## [Stated exercise]
Repeat every entry word for word, skipping the pictures.

--- Start Provided data ---

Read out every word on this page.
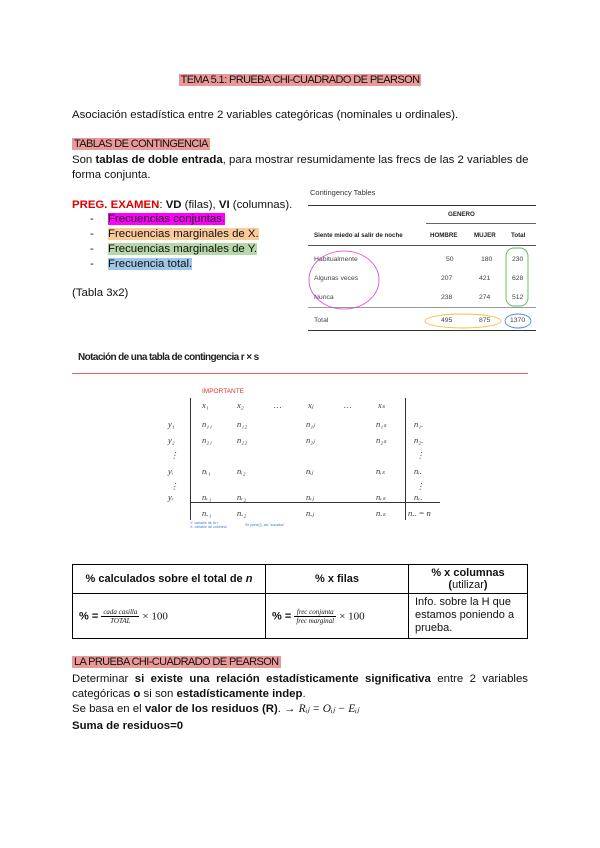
TEMA 5.1: PRUEBA CHI-CUADRADO DE PEARSON

Asociación estadística entre 2 variables categóricas (nominales u ordinales).

TABLAS DE CONTINGENCIA

Son tablas de doble entrada, para mostrar resumidamente las frecs de las 2 variables de
forma conjunta.

PREG. EXAMEN: VD (filas), VI (columnas).

- Frecuencias conjuntas.
- Frecuencias marginales de X.
- Frecuencias marginales de Y.
- Frecuencia total.

(Tabla 3x2)

Contingency Tables
GENERO
Siente miedo al salir de noche	HOMBRE	MUJER Total
Habitualmente	50	180	230
Algunas veces	207	421	628
Nunca	238	274	512
Total	495	875	1370
Notación de una tabla de contingencia r × s
IMPORTANTE
x₁	x₂	…	xⱼ	…	xₛ
y₁	n₁₁	n₁₂	n₁ⱼ	n₁ₛ	n₁.
y₂	n₂₁	n₂₂	n₂ⱼ	n₂ₛ	n₂.
⋮	⋮
yᵢ	nᵢ₁	nᵢ₂	nᵢⱼ	nᵢₛ	nᵢ.
⋮	⋮
yᵣ	nᵣ₁	nᵣ₂	nᵣⱼ	nᵣₛ	nᵣ.
n.₁	n.₂	n.ⱼ	n.ₛ	n.. = n
Y: variable de la f
X: variable de columna	Se pone(i), así "sumaba"
% calculados sobre el total de n	% x filas	% x columnas (utilizar)
% = $\frac{\text{cada casilla}}{\text{TOTAL}} \times 100$	% = $\frac{\text{frec conjunta}}{\text{frec marginal}} \times 100$	Info. sobre la H que estamos poniendo a prueba.
LA PRUEBA CHI-CUADRADO DE PEARSON

Determinar si existe una relación estadísticamente significativa entre 2 variables

categóricas o si son estadísticamente indep.

Se basa en el valor de los residuos (R). → Rᵢⱼ = Oᵢⱼ − Eᵢⱼ

Suma de residuos=0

--- End Provided data ---

## [Response]
Read out every word on this page.
TEMA 5.1: PRUEBA CHI-CUADRADO DE PEARSON

Asociación estadística entre 2 variables categóricas (nominales u ordinales).

TABLAS DE CONTINGENCIA

Son tablas de doble entrada, para mostrar resumidamente las frecs de las 2 variables de
forma conjunta.

PREG. EXAMEN: VD (filas), VI (columnas).

- Frecuencias conjuntas.
- Frecuencias marginales de X.
- Frecuencias marginales de Y.
- Frecuencia total.

(Tabla 3x2)

Contingency Tables
GENERO
Siente miedo al salir de noche	HOMBRE	MUJER Total
Habitualmente	50	180	230
Algunas veces	207	421	628
Nunca	238	274	512
Total	495	875	1370
Notación de una tabla de contingencia r × s
IMPORTANTE
x₁	x₂	…	xⱼ	…	xₛ
y₁	n₁₁	n₁₂	n₁ⱼ	n₁ₛ	n₁.
y₂	n₂₁	n₂₂	n₂ⱼ	n₂ₛ	n₂.
⋮	⋮
yᵢ	nᵢ₁	nᵢ₂	nᵢⱼ	nᵢₛ	nᵢ.
⋮	⋮
yᵣ	nᵣ₁	nᵣ₂	nᵣⱼ	nᵣₛ	nᵣ.
n.₁	n.₂	n.ⱼ	n.ₛ	n.. = n
Y: variable de la f
X: variable de columna	Se pone(i), así "sumaba"
% calculados sobre el total de n	% x filas	% x columnas (utilizar)
% = $\frac{\text{cada casilla}}{\text{TOTAL}} \times 100$	% = $\frac{\text{frec conjunta}}{\text{frec marginal}} \times 100$	Info. sobre la H que estamos poniendo a prueba.
LA PRUEBA CHI-CUADRADO DE PEARSON

Determinar si existe una relación estadísticamente significativa entre 2 variables

categóricas o si son estadísticamente indep.

Se basa en el valor de los residuos (R). → Rᵢⱼ = Oᵢⱼ − Eᵢⱼ

Suma de residuos=0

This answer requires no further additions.